Instructions for the task ::
Give the count of lines that include the string "kind". Add nothing to it.

[Stored data]

--

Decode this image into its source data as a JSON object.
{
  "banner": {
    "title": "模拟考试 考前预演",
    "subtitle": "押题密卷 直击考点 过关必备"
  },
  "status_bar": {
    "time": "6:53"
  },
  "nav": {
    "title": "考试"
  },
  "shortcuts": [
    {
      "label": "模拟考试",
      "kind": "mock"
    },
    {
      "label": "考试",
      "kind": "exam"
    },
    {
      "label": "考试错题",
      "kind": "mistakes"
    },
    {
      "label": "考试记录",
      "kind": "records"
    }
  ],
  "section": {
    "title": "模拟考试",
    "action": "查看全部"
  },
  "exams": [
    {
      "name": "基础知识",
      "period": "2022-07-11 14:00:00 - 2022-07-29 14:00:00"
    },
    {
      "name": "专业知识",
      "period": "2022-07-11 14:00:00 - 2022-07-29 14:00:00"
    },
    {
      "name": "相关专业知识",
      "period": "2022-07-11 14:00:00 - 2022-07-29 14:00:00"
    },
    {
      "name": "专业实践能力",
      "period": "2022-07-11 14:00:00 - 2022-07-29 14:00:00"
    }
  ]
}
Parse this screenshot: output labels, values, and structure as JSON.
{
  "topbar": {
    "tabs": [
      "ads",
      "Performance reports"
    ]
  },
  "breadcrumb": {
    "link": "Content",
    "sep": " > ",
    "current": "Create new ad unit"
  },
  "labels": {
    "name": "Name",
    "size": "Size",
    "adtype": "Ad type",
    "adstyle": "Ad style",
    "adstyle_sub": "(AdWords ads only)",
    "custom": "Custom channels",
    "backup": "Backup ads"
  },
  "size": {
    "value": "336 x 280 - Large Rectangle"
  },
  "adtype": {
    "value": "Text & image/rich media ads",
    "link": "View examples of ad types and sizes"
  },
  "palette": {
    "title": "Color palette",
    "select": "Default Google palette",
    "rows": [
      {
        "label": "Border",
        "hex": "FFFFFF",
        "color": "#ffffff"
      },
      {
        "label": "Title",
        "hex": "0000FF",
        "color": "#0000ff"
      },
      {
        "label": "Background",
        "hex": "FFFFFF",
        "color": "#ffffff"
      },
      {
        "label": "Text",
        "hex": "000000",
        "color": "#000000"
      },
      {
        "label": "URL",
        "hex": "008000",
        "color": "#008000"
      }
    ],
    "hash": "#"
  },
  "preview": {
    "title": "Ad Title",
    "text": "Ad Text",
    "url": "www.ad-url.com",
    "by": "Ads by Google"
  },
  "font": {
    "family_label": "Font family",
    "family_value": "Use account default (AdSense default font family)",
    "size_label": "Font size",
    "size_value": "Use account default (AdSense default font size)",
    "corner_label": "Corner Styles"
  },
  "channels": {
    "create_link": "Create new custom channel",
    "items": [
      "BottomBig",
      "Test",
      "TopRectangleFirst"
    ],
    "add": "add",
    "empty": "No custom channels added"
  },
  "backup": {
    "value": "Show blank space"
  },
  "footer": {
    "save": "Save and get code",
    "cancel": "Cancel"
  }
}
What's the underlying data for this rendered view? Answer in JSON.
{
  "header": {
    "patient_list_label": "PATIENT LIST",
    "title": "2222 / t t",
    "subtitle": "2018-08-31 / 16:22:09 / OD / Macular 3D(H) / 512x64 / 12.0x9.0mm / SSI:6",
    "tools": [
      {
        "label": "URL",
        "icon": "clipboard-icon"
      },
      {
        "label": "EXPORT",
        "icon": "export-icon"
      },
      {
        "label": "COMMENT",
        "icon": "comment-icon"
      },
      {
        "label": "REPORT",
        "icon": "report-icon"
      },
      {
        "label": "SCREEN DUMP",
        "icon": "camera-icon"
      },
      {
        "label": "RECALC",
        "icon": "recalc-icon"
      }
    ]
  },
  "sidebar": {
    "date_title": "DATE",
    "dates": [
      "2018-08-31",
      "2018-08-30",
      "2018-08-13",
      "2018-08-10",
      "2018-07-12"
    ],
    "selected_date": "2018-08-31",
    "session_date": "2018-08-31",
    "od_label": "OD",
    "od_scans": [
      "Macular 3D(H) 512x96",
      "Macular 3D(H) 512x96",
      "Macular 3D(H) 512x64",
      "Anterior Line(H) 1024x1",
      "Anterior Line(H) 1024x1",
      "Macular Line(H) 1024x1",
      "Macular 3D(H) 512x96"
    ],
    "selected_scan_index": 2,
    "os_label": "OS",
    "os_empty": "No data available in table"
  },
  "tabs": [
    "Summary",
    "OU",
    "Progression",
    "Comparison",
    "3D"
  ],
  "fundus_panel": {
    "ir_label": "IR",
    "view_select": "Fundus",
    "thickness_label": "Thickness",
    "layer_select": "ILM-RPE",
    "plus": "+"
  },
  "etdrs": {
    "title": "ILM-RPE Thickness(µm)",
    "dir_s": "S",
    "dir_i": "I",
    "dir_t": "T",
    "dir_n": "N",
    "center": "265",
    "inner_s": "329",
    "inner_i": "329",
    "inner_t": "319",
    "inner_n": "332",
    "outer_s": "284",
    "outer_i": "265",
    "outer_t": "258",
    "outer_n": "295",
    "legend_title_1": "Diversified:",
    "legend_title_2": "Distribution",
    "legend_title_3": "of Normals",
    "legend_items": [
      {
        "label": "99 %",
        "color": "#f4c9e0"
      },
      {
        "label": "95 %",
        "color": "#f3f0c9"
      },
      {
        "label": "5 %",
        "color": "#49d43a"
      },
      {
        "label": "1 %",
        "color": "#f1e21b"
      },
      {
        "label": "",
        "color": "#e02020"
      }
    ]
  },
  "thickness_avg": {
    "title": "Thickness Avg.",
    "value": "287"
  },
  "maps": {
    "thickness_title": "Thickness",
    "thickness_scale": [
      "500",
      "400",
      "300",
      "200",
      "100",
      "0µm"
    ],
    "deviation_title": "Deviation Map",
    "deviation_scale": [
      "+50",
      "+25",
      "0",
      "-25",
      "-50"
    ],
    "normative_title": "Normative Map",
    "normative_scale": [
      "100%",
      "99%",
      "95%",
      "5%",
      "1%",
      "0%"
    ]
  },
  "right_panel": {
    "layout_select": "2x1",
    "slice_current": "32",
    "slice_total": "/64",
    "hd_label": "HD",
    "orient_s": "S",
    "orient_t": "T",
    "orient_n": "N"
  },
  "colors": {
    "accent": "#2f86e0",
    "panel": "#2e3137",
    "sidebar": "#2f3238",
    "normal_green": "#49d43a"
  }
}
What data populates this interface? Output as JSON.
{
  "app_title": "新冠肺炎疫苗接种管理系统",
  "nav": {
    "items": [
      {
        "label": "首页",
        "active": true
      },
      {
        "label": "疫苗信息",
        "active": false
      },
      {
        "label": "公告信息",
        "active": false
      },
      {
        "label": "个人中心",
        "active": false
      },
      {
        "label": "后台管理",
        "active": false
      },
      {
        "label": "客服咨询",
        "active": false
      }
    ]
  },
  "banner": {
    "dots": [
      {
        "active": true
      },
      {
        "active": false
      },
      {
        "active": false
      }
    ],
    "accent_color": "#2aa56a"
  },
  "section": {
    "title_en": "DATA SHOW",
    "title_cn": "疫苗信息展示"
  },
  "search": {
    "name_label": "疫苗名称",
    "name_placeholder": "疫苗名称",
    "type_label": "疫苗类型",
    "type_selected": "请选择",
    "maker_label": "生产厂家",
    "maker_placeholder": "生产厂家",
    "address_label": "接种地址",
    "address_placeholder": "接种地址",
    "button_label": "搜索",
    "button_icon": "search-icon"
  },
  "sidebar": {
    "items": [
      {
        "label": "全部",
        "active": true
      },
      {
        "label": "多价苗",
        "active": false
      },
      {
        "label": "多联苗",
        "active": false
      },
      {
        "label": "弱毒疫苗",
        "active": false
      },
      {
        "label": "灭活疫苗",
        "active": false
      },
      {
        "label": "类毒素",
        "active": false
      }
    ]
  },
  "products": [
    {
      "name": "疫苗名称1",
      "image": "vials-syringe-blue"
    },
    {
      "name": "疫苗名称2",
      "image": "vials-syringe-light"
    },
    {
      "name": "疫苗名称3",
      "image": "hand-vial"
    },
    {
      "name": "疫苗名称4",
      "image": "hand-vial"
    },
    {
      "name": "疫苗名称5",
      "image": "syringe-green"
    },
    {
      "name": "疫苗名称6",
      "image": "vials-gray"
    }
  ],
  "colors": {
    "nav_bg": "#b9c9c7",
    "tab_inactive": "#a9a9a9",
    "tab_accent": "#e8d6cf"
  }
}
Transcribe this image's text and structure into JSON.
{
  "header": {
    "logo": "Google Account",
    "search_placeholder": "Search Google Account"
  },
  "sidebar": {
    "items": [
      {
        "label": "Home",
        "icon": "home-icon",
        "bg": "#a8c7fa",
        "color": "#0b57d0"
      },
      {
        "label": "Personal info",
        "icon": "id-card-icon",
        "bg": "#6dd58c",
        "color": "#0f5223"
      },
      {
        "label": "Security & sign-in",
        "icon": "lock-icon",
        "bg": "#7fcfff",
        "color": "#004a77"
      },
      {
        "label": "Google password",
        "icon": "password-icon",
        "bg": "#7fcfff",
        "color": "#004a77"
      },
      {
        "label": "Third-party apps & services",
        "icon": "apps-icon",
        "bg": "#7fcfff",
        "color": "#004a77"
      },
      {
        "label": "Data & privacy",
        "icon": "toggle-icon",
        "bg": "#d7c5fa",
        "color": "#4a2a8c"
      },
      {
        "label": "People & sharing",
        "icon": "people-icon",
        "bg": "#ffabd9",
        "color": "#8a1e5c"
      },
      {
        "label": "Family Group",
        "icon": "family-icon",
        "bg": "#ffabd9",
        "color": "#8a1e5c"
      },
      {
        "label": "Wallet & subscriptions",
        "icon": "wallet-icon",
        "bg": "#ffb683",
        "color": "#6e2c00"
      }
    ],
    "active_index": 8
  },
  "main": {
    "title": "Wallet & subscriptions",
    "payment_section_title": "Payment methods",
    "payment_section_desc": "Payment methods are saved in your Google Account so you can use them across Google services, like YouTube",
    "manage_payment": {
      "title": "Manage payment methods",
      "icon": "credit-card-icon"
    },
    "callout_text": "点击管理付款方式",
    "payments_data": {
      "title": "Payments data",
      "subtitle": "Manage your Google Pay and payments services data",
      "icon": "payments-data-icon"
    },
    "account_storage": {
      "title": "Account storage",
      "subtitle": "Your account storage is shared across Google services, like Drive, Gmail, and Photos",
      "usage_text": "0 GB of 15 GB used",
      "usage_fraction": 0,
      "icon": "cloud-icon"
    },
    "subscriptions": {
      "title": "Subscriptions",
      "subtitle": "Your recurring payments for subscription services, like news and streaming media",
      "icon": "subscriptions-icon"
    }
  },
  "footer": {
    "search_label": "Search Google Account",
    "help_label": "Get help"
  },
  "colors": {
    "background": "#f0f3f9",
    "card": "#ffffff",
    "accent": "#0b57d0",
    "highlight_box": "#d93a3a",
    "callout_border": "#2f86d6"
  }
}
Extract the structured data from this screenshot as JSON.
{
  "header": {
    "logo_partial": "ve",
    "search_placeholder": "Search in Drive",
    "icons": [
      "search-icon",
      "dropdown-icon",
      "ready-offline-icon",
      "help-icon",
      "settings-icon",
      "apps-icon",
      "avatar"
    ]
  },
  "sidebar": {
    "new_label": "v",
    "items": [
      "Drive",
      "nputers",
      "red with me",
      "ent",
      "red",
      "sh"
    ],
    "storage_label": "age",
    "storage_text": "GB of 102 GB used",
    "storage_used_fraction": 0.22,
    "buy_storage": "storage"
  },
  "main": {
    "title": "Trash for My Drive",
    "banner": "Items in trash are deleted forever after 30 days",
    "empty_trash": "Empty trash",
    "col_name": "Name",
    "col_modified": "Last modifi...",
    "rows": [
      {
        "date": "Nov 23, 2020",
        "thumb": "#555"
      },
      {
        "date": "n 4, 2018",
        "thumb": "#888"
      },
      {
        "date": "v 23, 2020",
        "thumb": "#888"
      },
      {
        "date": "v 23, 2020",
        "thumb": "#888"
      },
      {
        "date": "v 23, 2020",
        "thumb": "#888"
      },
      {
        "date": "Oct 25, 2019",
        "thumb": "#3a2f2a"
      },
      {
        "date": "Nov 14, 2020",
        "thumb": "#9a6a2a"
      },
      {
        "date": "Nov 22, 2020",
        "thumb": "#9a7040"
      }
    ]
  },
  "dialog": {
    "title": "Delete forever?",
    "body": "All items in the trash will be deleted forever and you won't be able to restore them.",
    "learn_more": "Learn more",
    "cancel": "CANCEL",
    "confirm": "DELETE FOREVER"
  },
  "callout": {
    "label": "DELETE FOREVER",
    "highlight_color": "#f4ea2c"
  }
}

--

Complete response ::
4